WRITTEN PROBLEM
Leave out the pictures and copy each record below exactly.

DATA ENTRIES

--- --- ---

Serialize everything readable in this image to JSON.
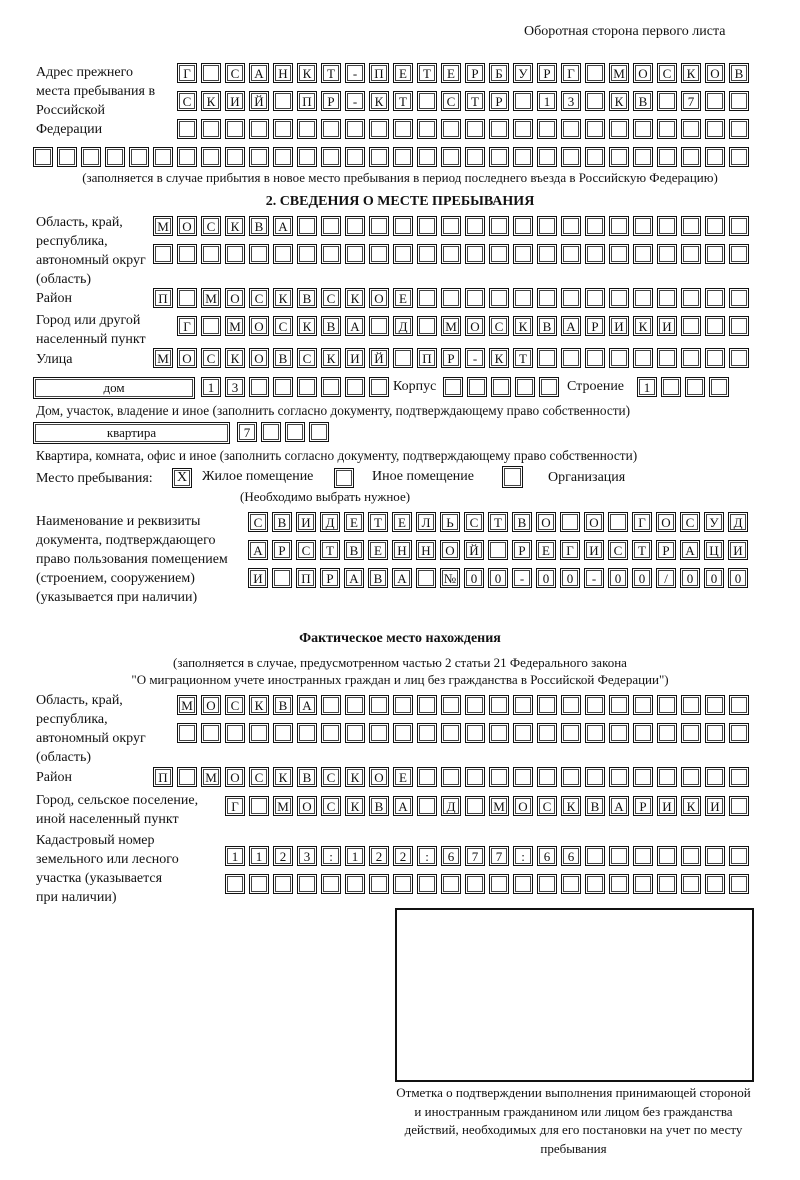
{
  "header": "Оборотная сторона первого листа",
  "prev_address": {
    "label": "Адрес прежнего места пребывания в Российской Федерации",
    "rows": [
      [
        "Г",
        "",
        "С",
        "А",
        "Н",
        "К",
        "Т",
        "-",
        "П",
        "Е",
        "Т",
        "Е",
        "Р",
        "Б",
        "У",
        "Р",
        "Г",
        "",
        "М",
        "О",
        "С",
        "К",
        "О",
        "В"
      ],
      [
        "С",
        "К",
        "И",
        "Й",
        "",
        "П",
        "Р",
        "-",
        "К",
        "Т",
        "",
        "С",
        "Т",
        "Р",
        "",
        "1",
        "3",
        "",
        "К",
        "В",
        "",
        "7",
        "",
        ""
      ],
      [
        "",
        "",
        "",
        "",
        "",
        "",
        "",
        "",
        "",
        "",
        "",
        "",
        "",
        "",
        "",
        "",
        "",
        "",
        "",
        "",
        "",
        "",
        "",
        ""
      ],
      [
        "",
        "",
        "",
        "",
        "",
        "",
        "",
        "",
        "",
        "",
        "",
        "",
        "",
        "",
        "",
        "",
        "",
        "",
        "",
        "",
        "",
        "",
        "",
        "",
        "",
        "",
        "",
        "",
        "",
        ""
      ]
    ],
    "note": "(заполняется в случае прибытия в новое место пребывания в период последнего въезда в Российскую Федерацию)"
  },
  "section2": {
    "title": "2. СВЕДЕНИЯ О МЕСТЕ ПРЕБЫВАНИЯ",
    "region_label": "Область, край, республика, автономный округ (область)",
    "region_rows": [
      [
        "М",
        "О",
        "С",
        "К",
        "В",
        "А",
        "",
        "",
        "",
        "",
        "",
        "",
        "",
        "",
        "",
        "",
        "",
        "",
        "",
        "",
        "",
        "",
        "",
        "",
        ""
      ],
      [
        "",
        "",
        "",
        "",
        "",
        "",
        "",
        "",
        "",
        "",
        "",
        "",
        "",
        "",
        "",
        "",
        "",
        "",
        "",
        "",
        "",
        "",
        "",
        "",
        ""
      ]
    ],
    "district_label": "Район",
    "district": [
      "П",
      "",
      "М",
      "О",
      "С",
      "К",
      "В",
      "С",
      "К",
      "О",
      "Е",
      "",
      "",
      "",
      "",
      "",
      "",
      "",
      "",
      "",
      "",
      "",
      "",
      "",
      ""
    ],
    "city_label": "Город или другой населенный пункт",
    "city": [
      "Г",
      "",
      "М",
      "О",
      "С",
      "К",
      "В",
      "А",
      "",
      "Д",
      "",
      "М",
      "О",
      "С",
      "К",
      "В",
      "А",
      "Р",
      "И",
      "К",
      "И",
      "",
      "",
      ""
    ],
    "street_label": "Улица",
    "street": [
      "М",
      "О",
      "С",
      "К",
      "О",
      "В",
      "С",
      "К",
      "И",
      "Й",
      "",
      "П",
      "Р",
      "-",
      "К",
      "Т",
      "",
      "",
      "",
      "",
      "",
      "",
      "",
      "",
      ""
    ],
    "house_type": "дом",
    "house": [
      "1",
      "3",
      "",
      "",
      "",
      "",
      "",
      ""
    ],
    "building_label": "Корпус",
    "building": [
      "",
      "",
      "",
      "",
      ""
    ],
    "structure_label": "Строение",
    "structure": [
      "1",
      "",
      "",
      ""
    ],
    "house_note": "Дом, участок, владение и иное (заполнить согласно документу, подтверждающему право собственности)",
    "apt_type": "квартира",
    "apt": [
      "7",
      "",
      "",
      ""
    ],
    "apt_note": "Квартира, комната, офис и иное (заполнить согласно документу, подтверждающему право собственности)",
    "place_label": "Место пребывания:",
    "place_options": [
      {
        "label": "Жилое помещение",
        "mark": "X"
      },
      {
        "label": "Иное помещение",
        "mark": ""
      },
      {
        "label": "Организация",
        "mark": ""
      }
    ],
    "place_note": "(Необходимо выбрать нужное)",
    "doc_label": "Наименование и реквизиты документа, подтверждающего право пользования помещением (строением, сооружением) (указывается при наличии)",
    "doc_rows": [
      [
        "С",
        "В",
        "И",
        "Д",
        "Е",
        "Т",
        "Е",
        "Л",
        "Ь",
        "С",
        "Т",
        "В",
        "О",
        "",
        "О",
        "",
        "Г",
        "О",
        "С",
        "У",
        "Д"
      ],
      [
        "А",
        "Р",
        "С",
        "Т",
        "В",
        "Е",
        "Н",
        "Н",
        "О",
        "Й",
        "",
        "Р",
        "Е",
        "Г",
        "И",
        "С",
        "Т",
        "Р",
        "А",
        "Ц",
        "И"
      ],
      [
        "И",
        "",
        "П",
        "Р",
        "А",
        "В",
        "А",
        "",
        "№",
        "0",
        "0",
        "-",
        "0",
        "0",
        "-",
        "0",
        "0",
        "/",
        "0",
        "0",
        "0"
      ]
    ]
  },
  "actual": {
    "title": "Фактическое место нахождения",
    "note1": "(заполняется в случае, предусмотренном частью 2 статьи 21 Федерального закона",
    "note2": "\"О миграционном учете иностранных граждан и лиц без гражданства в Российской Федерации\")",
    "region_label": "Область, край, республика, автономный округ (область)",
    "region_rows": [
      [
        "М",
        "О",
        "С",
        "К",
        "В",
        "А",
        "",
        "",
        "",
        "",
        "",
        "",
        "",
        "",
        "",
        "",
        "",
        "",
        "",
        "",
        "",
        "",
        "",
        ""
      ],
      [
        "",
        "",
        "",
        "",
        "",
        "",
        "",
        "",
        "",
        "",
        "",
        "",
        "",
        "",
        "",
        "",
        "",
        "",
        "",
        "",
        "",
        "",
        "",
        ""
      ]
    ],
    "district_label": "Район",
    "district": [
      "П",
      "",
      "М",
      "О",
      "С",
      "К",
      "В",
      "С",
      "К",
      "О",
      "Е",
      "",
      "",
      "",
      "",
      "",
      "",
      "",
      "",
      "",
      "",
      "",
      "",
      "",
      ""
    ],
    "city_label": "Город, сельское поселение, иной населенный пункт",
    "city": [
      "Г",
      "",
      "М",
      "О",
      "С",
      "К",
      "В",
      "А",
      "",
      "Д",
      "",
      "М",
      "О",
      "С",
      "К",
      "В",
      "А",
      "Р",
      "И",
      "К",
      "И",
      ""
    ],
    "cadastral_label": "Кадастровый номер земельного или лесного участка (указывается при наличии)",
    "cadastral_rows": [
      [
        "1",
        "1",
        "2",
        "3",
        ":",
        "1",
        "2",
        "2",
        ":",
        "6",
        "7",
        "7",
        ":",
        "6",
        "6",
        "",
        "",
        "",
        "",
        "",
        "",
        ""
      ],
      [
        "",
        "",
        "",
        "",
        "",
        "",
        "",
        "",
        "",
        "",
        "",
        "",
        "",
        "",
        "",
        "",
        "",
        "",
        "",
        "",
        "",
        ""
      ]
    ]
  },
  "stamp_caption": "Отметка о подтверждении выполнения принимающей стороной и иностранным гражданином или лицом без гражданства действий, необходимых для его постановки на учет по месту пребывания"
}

--- --- ---

EXERCISE RESPONSE
Serialize everything readable in this image to JSON.
{
  "header": "Оборотная сторона первого листа",
  "prev_address": {
    "label": "Адрес прежнего места пребывания в Российской Федерации",
    "rows": [
      [
        "Г",
        "",
        "С",
        "А",
        "Н",
        "К",
        "Т",
        "-",
        "П",
        "Е",
        "Т",
        "Е",
        "Р",
        "Б",
        "У",
        "Р",
        "Г",
        "",
        "М",
        "О",
        "С",
        "К",
        "О",
        "В"
      ],
      [
        "С",
        "К",
        "И",
        "Й",
        "",
        "П",
        "Р",
        "-",
        "К",
        "Т",
        "",
        "С",
        "Т",
        "Р",
        "",
        "1",
        "3",
        "",
        "К",
        "В",
        "",
        "7",
        "",
        ""
      ],
      [
        "",
        "",
        "",
        "",
        "",
        "",
        "",
        "",
        "",
        "",
        "",
        "",
        "",
        "",
        "",
        "",
        "",
        "",
        "",
        "",
        "",
        "",
        "",
        ""
      ],
      [
        "",
        "",
        "",
        "",
        "",
        "",
        "",
        "",
        "",
        "",
        "",
        "",
        "",
        "",
        "",
        "",
        "",
        "",
        "",
        "",
        "",
        "",
        "",
        "",
        "",
        "",
        "",
        "",
        "",
        ""
      ]
    ],
    "note": "(заполняется в случае прибытия в новое место пребывания в период последнего въезда в Российскую Федерацию)"
  },
  "section2": {
    "title": "2. СВЕДЕНИЯ О МЕСТЕ ПРЕБЫВАНИЯ",
    "region_label": "Область, край, республика, автономный округ (область)",
    "region_rows": [
      [
        "М",
        "О",
        "С",
        "К",
        "В",
        "А",
        "",
        "",
        "",
        "",
        "",
        "",
        "",
        "",
        "",
        "",
        "",
        "",
        "",
        "",
        "",
        "",
        "",
        "",
        ""
      ],
      [
        "",
        "",
        "",
        "",
        "",
        "",
        "",
        "",
        "",
        "",
        "",
        "",
        "",
        "",
        "",
        "",
        "",
        "",
        "",
        "",
        "",
        "",
        "",
        "",
        ""
      ]
    ],
    "district_label": "Район",
    "district": [
      "П",
      "",
      "М",
      "О",
      "С",
      "К",
      "В",
      "С",
      "К",
      "О",
      "Е",
      "",
      "",
      "",
      "",
      "",
      "",
      "",
      "",
      "",
      "",
      "",
      "",
      "",
      ""
    ],
    "city_label": "Город или другой населенный пункт",
    "city": [
      "Г",
      "",
      "М",
      "О",
      "С",
      "К",
      "В",
      "А",
      "",
      "Д",
      "",
      "М",
      "О",
      "С",
      "К",
      "В",
      "А",
      "Р",
      "И",
      "К",
      "И",
      "",
      "",
      ""
    ],
    "street_label": "Улица",
    "street": [
      "М",
      "О",
      "С",
      "К",
      "О",
      "В",
      "С",
      "К",
      "И",
      "Й",
      "",
      "П",
      "Р",
      "-",
      "К",
      "Т",
      "",
      "",
      "",
      "",
      "",
      "",
      "",
      "",
      ""
    ],
    "house_type": "дом",
    "house": [
      "1",
      "3",
      "",
      "",
      "",
      "",
      "",
      ""
    ],
    "building_label": "Корпус",
    "building": [
      "",
      "",
      "",
      "",
      ""
    ],
    "structure_label": "Строение",
    "structure": [
      "1",
      "",
      "",
      ""
    ],
    "house_note": "Дом, участок, владение и иное (заполнить согласно документу, подтверждающему право собственности)",
    "apt_type": "квартира",
    "apt": [
      "7",
      "",
      "",
      ""
    ],
    "apt_note": "Квартира, комната, офис и иное (заполнить согласно документу, подтверждающему право собственности)",
    "place_label": "Место пребывания:",
    "place_options": [
      {
        "label": "Жилое помещение",
        "mark": "X"
      },
      {
        "label": "Иное помещение",
        "mark": ""
      },
      {
        "label": "Организация",
        "mark": ""
      }
    ],
    "place_note": "(Необходимо выбрать нужное)",
    "doc_label": "Наименование и реквизиты документа, подтверждающего право пользования помещением (строением, сооружением) (указывается при наличии)",
    "doc_rows": [
      [
        "С",
        "В",
        "И",
        "Д",
        "Е",
        "Т",
        "Е",
        "Л",
        "Ь",
        "С",
        "Т",
        "В",
        "О",
        "",
        "О",
        "",
        "Г",
        "О",
        "С",
        "У",
        "Д"
      ],
      [
        "А",
        "Р",
        "С",
        "Т",
        "В",
        "Е",
        "Н",
        "Н",
        "О",
        "Й",
        "",
        "Р",
        "Е",
        "Г",
        "И",
        "С",
        "Т",
        "Р",
        "А",
        "Ц",
        "И"
      ],
      [
        "И",
        "",
        "П",
        "Р",
        "А",
        "В",
        "А",
        "",
        "№",
        "0",
        "0",
        "-",
        "0",
        "0",
        "-",
        "0",
        "0",
        "/",
        "0",
        "0",
        "0"
      ]
    ]
  },
  "actual": {
    "title": "Фактическое место нахождения",
    "note1": "(заполняется в случае, предусмотренном частью 2 статьи 21 Федерального закона",
    "note2": "\"О миграционном учете иностранных граждан и лиц без гражданства в Российской Федерации\")",
    "region_label": "Область, край, республика, автономный округ (область)",
    "region_rows": [
      [
        "М",
        "О",
        "С",
        "К",
        "В",
        "А",
        "",
        "",
        "",
        "",
        "",
        "",
        "",
        "",
        "",
        "",
        "",
        "",
        "",
        "",
        "",
        "",
        "",
        ""
      ],
      [
        "",
        "",
        "",
        "",
        "",
        "",
        "",
        "",
        "",
        "",
        "",
        "",
        "",
        "",
        "",
        "",
        "",
        "",
        "",
        "",
        "",
        "",
        "",
        ""
      ]
    ],
    "district_label": "Район",
    "district": [
      "П",
      "",
      "М",
      "О",
      "С",
      "К",
      "В",
      "С",
      "К",
      "О",
      "Е",
      "",
      "",
      "",
      "",
      "",
      "",
      "",
      "",
      "",
      "",
      "",
      "",
      "",
      ""
    ],
    "city_label": "Город, сельское поселение, иной населенный пункт",
    "city": [
      "Г",
      "",
      "М",
      "О",
      "С",
      "К",
      "В",
      "А",
      "",
      "Д",
      "",
      "М",
      "О",
      "С",
      "К",
      "В",
      "А",
      "Р",
      "И",
      "К",
      "И",
      ""
    ],
    "cadastral_label": "Кадастровый номер земельного или лесного участка (указывается при наличии)",
    "cadastral_rows": [
      [
        "1",
        "1",
        "2",
        "3",
        ":",
        "1",
        "2",
        "2",
        ":",
        "6",
        "7",
        "7",
        ":",
        "6",
        "6",
        "",
        "",
        "",
        "",
        "",
        "",
        ""
      ],
      [
        "",
        "",
        "",
        "",
        "",
        "",
        "",
        "",
        "",
        "",
        "",
        "",
        "",
        "",
        "",
        "",
        "",
        "",
        "",
        "",
        "",
        ""
      ]
    ]
  },
  "stamp_caption": "Отметка о подтверждении выполнения принимающей стороной и иностранным гражданином или лицом без гражданства действий, необходимых для его постановки на учет по месту пребывания"
}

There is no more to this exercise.